**STATED TASK:** Filter this data down to the lines that hold "learning", and copy them.
-- RECORDS start --
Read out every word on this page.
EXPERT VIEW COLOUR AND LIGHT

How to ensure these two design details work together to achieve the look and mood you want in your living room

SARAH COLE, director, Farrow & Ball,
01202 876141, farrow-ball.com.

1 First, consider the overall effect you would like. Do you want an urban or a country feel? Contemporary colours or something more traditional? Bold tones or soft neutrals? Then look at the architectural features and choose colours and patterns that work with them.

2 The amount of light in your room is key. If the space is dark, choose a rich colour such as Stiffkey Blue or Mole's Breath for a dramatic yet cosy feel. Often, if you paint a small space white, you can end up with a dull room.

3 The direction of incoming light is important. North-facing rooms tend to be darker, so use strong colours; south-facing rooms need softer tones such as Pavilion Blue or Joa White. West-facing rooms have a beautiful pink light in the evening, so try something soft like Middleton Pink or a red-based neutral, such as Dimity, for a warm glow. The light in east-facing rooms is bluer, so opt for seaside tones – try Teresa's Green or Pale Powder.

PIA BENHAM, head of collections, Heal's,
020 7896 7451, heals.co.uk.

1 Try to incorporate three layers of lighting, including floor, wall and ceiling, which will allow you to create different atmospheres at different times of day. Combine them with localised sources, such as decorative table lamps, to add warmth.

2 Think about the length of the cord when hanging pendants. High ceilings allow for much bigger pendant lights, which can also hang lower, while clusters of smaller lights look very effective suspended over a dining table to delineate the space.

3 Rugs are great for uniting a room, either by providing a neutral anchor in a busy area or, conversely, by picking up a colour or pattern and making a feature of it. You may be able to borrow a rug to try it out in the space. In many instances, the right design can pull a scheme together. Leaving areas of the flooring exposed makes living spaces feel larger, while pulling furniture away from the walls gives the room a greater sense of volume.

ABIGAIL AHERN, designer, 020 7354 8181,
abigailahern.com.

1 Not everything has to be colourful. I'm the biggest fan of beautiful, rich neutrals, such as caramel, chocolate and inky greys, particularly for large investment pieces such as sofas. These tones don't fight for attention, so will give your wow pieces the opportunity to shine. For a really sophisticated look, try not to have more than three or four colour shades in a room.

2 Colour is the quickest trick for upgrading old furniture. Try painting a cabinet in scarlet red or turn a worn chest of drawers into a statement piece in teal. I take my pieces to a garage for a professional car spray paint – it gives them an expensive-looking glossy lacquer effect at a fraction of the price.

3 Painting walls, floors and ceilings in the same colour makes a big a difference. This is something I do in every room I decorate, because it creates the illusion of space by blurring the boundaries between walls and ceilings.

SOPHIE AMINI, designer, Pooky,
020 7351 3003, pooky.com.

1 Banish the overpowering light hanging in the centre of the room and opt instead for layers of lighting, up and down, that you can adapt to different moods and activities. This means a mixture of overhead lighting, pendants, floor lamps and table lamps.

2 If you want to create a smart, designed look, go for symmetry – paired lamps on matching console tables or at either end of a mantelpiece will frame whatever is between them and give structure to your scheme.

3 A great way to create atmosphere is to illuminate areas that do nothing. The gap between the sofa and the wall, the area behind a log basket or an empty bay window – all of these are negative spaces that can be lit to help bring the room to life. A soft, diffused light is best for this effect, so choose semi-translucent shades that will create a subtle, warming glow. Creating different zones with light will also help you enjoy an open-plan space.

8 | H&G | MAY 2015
-- RECORDS end --
-- RECORDS start --
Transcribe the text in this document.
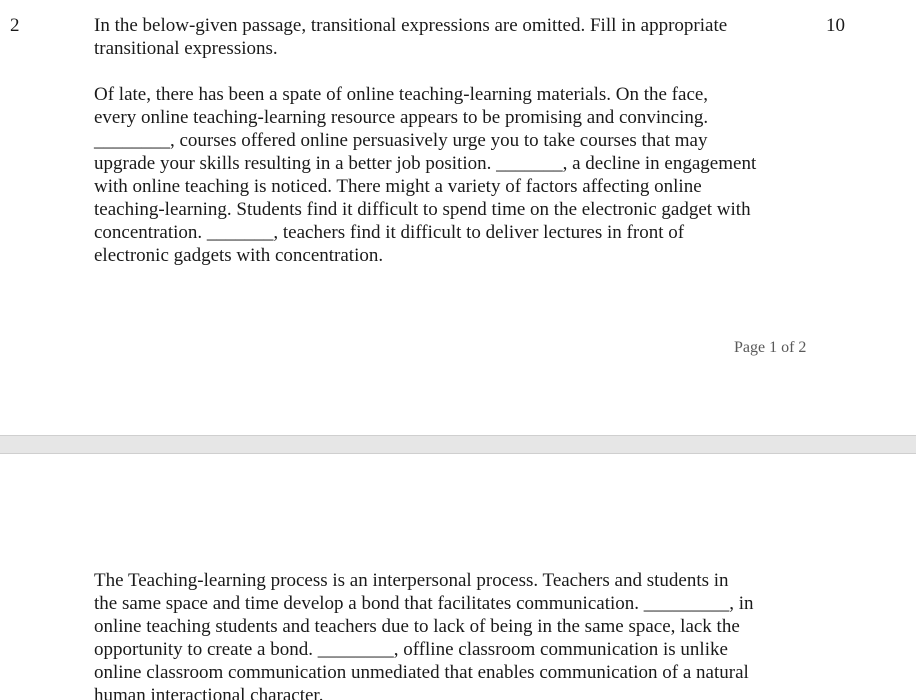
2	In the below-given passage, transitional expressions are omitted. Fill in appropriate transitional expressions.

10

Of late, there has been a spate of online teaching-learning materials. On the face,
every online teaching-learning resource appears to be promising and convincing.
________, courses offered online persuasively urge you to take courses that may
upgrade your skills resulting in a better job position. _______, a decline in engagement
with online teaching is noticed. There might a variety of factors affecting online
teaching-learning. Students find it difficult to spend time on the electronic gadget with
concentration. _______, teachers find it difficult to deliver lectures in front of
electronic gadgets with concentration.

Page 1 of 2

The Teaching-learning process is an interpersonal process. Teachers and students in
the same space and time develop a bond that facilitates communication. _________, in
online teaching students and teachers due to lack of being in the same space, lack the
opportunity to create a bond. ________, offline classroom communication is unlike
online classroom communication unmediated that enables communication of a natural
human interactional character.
-- RECORDS end --
**RESPONSE TO THIS EXERCISE:**
Of late, there has been a spate of online teaching-learning materials. On the face,
every online teaching-learning resource appears to be promising and convincing.
teaching-learning. Students find it difficult to spend time on the electronic gadget with
The Teaching-learning process is an interpersonal process. Teachers and students in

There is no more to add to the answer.